To do: How many lines in the records below hold the string "ylabel"? Please answer with the number and nothing more.

+++++

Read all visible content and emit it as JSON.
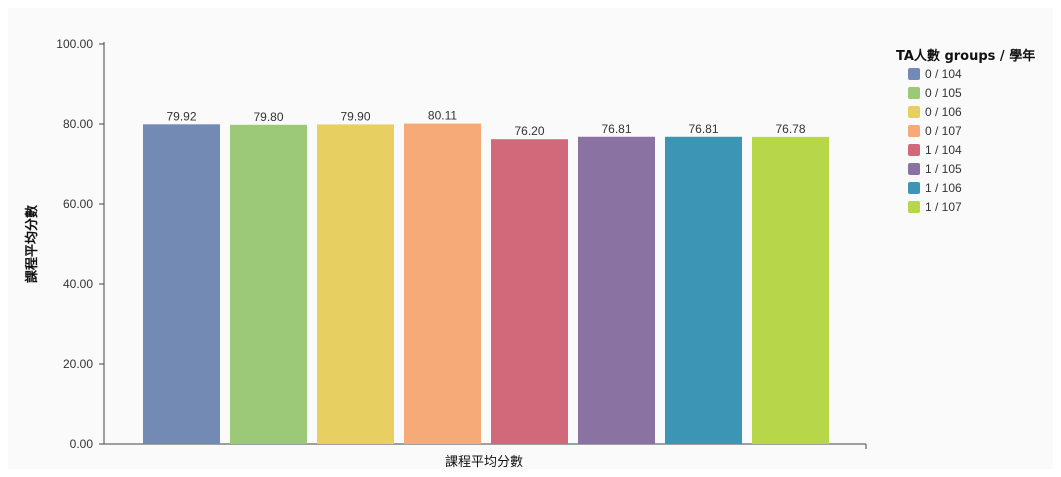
{
  "chart_data": {
    "type": "bar",
    "title": "",
    "xlabel": "課程平均分數",
    "ylabel": "課程平均分數",
    "ylim": [
      0,
      100
    ],
    "yticks": [
      "0.00",
      "20.00",
      "40.00",
      "60.00",
      "80.00",
      "100.00"
    ],
    "grid": false,
    "legend": {
      "title": "TA人數 groups / 學年",
      "position": "right"
    },
    "series": [
      {
        "name": "0 / 104",
        "value": 79.92,
        "label": "79.92",
        "color": "#738ab4"
      },
      {
        "name": "0 / 105",
        "value": 79.8,
        "label": "79.80",
        "color": "#9cc978"
      },
      {
        "name": "0 / 106",
        "value": 79.9,
        "label": "79.90",
        "color": "#e8cf62"
      },
      {
        "name": "0 / 107",
        "value": 80.11,
        "label": "80.11",
        "color": "#f6aa78"
      },
      {
        "name": "1 / 104",
        "value": 76.2,
        "label": "76.20",
        "color": "#d2697a"
      },
      {
        "name": "1 / 105",
        "value": 76.81,
        "label": "76.81",
        "color": "#8a72a3"
      },
      {
        "name": "1 / 106",
        "value": 76.81,
        "label": "76.81",
        "color": "#3c95b5"
      },
      {
        "name": "1 / 107",
        "value": 76.78,
        "label": "76.78",
        "color": "#b7d649"
      }
    ]
  },
  "colors": {
    "background": "#ffffff",
    "plot_background": "#fafafa",
    "axis": "#444444"
  }
}
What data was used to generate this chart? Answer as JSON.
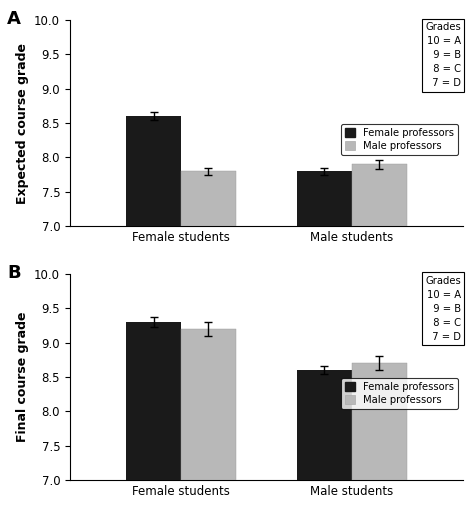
{
  "panel_A": {
    "label": "A",
    "ylabel": "Expected course grade",
    "ylim": [
      7,
      10
    ],
    "yticks": [
      7.0,
      7.5,
      8.0,
      8.5,
      9.0,
      9.5,
      10.0
    ],
    "groups": [
      "Female students",
      "Male students"
    ],
    "female_prof_values": [
      8.6,
      7.8
    ],
    "male_prof_values": [
      7.8,
      7.9
    ],
    "female_prof_errors": [
      0.06,
      0.05
    ],
    "male_prof_errors": [
      0.05,
      0.065
    ]
  },
  "panel_B": {
    "label": "B",
    "ylabel": "Final course grade",
    "ylim": [
      7,
      10
    ],
    "yticks": [
      7.0,
      7.5,
      8.0,
      8.5,
      9.0,
      9.5,
      10.0
    ],
    "groups": [
      "Female students",
      "Male students"
    ],
    "female_prof_values": [
      9.3,
      8.6
    ],
    "male_prof_values": [
      9.2,
      8.7
    ],
    "female_prof_errors": [
      0.07,
      0.06
    ],
    "male_prof_errors": [
      0.1,
      0.1
    ]
  },
  "bar_width": 0.32,
  "female_color": "#1a1a1a",
  "male_color": "#b8b8b8",
  "grades_text": "Grades\n10 = A\n  9 = B\n  8 = C\n  7 = D",
  "legend_labels": [
    "Female professors",
    "Male professors"
  ],
  "background_color": "#ffffff",
  "font_size_label": 9,
  "font_size_tick": 8.5,
  "font_size_panel": 13
}
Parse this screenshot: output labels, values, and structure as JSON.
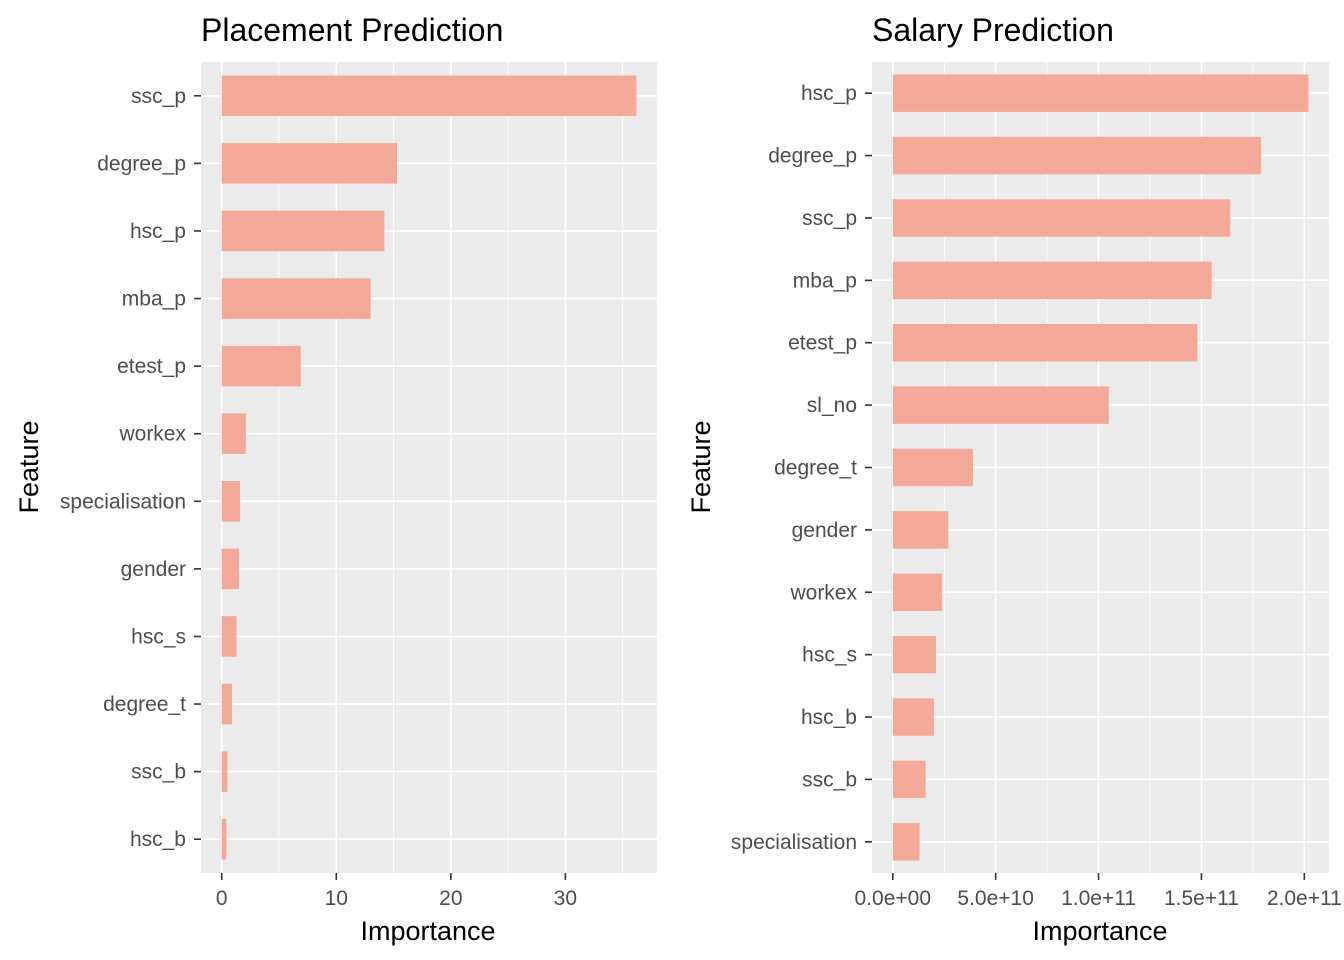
{
  "chart_data": [
    {
      "type": "bar",
      "orientation": "horizontal",
      "title": "Placement Prediction",
      "xlabel": "Importance",
      "ylabel": "Feature",
      "categories": [
        "ssc_p",
        "degree_p",
        "hsc_p",
        "mba_p",
        "etest_p",
        "workex",
        "specialisation",
        "gender",
        "hsc_s",
        "degree_t",
        "ssc_b",
        "hsc_b"
      ],
      "values": [
        36.2,
        15.3,
        14.2,
        13.0,
        6.9,
        2.1,
        1.6,
        1.5,
        1.3,
        0.9,
        0.5,
        0.4
      ],
      "xticks": [
        "0",
        "10",
        "20",
        "30"
      ],
      "xtick_values": [
        0,
        10,
        20,
        30
      ],
      "xlim": [
        -1.81,
        38.0
      ],
      "grid": true,
      "bar_color": "#f4a896"
    },
    {
      "type": "bar",
      "orientation": "horizontal",
      "title": "Salary Prediction",
      "xlabel": "Importance",
      "ylabel": "Feature",
      "categories": [
        "hsc_p",
        "degree_p",
        "ssc_p",
        "mba_p",
        "etest_p",
        "sl_no",
        "degree_t",
        "gender",
        "workex",
        "hsc_s",
        "hsc_b",
        "ssc_b",
        "specialisation"
      ],
      "values": [
        202000000000.0,
        179000000000.0,
        164000000000.0,
        155000000000.0,
        148000000000.0,
        105000000000.0,
        39000000000.0,
        27000000000.0,
        24000000000.0,
        21000000000.0,
        20000000000.0,
        16000000000.0,
        13000000000.0
      ],
      "xticks": [
        "0.0e+00",
        "5.0e+10",
        "1.0e+11",
        "1.5e+11",
        "2.0e+11"
      ],
      "xtick_values": [
        0,
        50000000000.0,
        100000000000.0,
        150000000000.0,
        200000000000.0
      ],
      "xlim": [
        -10100000000.0,
        212000000000.0
      ],
      "grid": true,
      "bar_color": "#f4a896"
    }
  ]
}
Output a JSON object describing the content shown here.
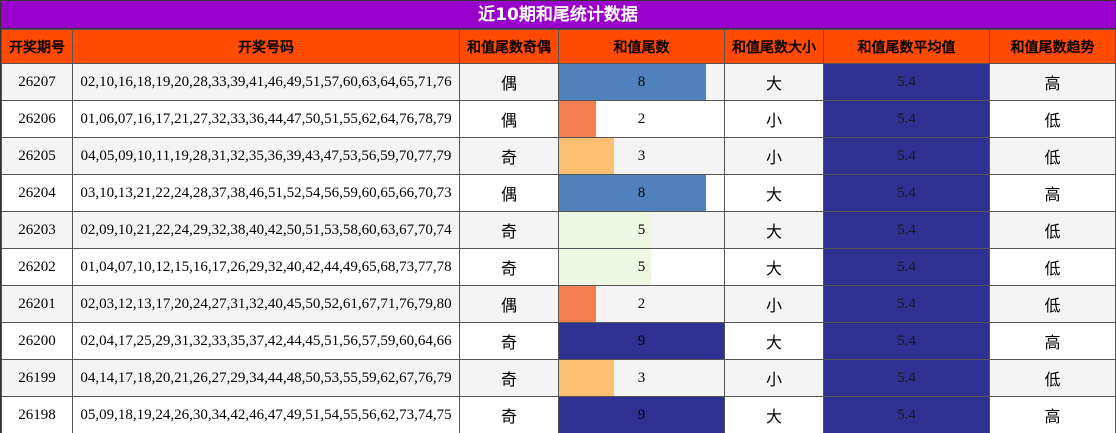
{
  "title": "近10期和尾统计数据",
  "headers": [
    "开奖期号",
    "开奖号码",
    "和值尾数奇偶",
    "和值尾数",
    "和值尾数大小",
    "和值尾数平均值",
    "和值尾数趋势"
  ],
  "colors": {
    "title_bg": "#9900cc",
    "header_bg": "#ff4a00",
    "avg_bg": "#2e3192"
  },
  "rows": [
    {
      "period": "26207",
      "numbers": "02,10,16,18,19,20,28,33,39,41,46,49,51,57,60,63,64,65,71,76",
      "parity": "偶",
      "tail": "8",
      "tail_value": 8,
      "tail_color": "#4f81bd",
      "size": "大",
      "avg": "5.4",
      "trend": "高"
    },
    {
      "period": "26206",
      "numbers": "01,06,07,16,17,21,27,32,33,36,44,47,50,51,55,62,64,76,78,79",
      "parity": "偶",
      "tail": "2",
      "tail_value": 2,
      "tail_color": "#f47f4e",
      "size": "小",
      "avg": "5.4",
      "trend": "低"
    },
    {
      "period": "26205",
      "numbers": "04,05,09,10,11,19,28,31,32,35,36,39,43,47,53,56,59,70,77,79",
      "parity": "奇",
      "tail": "3",
      "tail_value": 3,
      "tail_color": "#ffbf73",
      "size": "小",
      "avg": "5.4",
      "trend": "低"
    },
    {
      "period": "26204",
      "numbers": "03,10,13,21,22,24,28,37,38,46,51,52,54,56,59,60,65,66,70,73",
      "parity": "偶",
      "tail": "8",
      "tail_value": 8,
      "tail_color": "#4f81bd",
      "size": "大",
      "avg": "5.4",
      "trend": "高"
    },
    {
      "period": "26203",
      "numbers": "02,09,10,21,22,24,29,32,38,40,42,50,51,53,58,60,63,67,70,74",
      "parity": "奇",
      "tail": "5",
      "tail_value": 5,
      "tail_color": "#eef7e1",
      "size": "大",
      "avg": "5.4",
      "trend": "低"
    },
    {
      "period": "26202",
      "numbers": "01,04,07,10,12,15,16,17,26,29,32,40,42,44,49,65,68,73,77,78",
      "parity": "奇",
      "tail": "5",
      "tail_value": 5,
      "tail_color": "#eef7e1",
      "size": "大",
      "avg": "5.4",
      "trend": "低"
    },
    {
      "period": "26201",
      "numbers": "02,03,12,13,17,20,24,27,31,32,40,45,50,52,61,67,71,76,79,80",
      "parity": "偶",
      "tail": "2",
      "tail_value": 2,
      "tail_color": "#f47f4e",
      "size": "小",
      "avg": "5.4",
      "trend": "低"
    },
    {
      "period": "26200",
      "numbers": "02,04,17,25,29,31,32,33,35,37,42,44,45,51,56,57,59,60,64,66",
      "parity": "奇",
      "tail": "9",
      "tail_value": 9,
      "tail_color": "#2e3192",
      "size": "大",
      "avg": "5.4",
      "trend": "高"
    },
    {
      "period": "26199",
      "numbers": "04,14,17,18,20,21,26,27,29,34,44,48,50,53,55,59,62,67,76,79",
      "parity": "奇",
      "tail": "3",
      "tail_value": 3,
      "tail_color": "#ffbf73",
      "size": "小",
      "avg": "5.4",
      "trend": "低"
    },
    {
      "period": "26198",
      "numbers": "05,09,18,19,24,26,30,34,42,46,47,49,51,54,55,56,62,73,74,75",
      "parity": "奇",
      "tail": "9",
      "tail_value": 9,
      "tail_color": "#2e3192",
      "size": "大",
      "avg": "5.4",
      "trend": "高"
    }
  ]
}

+++++

Finished task: 5